▶ JOB
Faithfully return all lines, omitting every embedded picture.
============
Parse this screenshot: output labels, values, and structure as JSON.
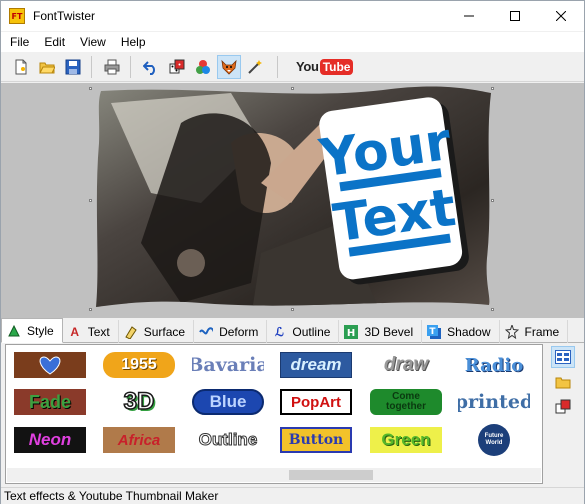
{
  "window": {
    "title": "FontTwister",
    "app_icon_text": "FT"
  },
  "menu": [
    "File",
    "Edit",
    "View",
    "Help"
  ],
  "toolbar": {
    "buttons": [
      "new-document-icon",
      "open-folder-icon",
      "save-icon",
      "print-icon",
      "undo-icon",
      "dice-icon",
      "color-circles-icon",
      "fox-icon",
      "magic-wand-icon"
    ],
    "youtube": {
      "you": "You",
      "tube": "Tube"
    }
  },
  "preview": {
    "line1": "Your",
    "line2": "Text"
  },
  "tabs": [
    {
      "label": "Style",
      "icon": "style-icon",
      "active": true
    },
    {
      "label": "Text",
      "icon": "text-icon"
    },
    {
      "label": "Surface",
      "icon": "surface-icon"
    },
    {
      "label": "Deform",
      "icon": "deform-icon"
    },
    {
      "label": "Outline",
      "icon": "outline-icon"
    },
    {
      "label": "3D Bevel",
      "icon": "bevel-icon"
    },
    {
      "label": "Shadow",
      "icon": "shadow-icon"
    },
    {
      "label": "Frame",
      "icon": "frame-icon"
    }
  ],
  "styles": [
    [
      "",
      "1955",
      "Bavaria",
      "dream",
      "draw",
      "Radio"
    ],
    [
      "Fade",
      "3D",
      "Blue",
      "PopArt",
      "Come together",
      "printed"
    ],
    [
      "Neon",
      "Africa",
      "Outline",
      "Button",
      "Green",
      "Future World"
    ]
  ],
  "side_buttons": [
    "gallery-view-icon",
    "open-folder-icon",
    "random-dice-icon"
  ],
  "status": "Text effects & Youtube Thumbnail Maker",
  "colors": {
    "accent": "#0b73c7",
    "youtube_red": "#e52d27"
  }
}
============
▶ OUTPUT FOR THIS TASK
Parse this screenshot: output labels, values, and structure as JSON.
{
  "window": {
    "title": "FontTwister",
    "app_icon_text": "FT"
  },
  "menu": [
    "File",
    "Edit",
    "View",
    "Help"
  ],
  "toolbar": {
    "buttons": [
      "new-document-icon",
      "open-folder-icon",
      "save-icon",
      "print-icon",
      "undo-icon",
      "dice-icon",
      "color-circles-icon",
      "fox-icon",
      "magic-wand-icon"
    ],
    "youtube": {
      "you": "You",
      "tube": "Tube"
    }
  },
  "preview": {
    "line1": "Your",
    "line2": "Text"
  },
  "tabs": [
    {
      "label": "Style",
      "icon": "style-icon",
      "active": true
    },
    {
      "label": "Text",
      "icon": "text-icon"
    },
    {
      "label": "Surface",
      "icon": "surface-icon"
    },
    {
      "label": "Deform",
      "icon": "deform-icon"
    },
    {
      "label": "Outline",
      "icon": "outline-icon"
    },
    {
      "label": "3D Bevel",
      "icon": "bevel-icon"
    },
    {
      "label": "Shadow",
      "icon": "shadow-icon"
    },
    {
      "label": "Frame",
      "icon": "frame-icon"
    }
  ],
  "styles": [
    [
      "",
      "1955",
      "Bavaria",
      "dream",
      "draw",
      "Radio"
    ],
    [
      "Fade",
      "3D",
      "Blue",
      "PopArt",
      "Come together",
      "printed"
    ],
    [
      "Neon",
      "Africa",
      "Outline",
      "Button",
      "Green",
      "Future World"
    ]
  ],
  "side_buttons": [
    "gallery-view-icon",
    "open-folder-icon",
    "random-dice-icon"
  ],
  "status": "Text effects & Youtube Thumbnail Maker",
  "colors": {
    "accent": "#0b73c7",
    "youtube_red": "#e52d27"
  }
}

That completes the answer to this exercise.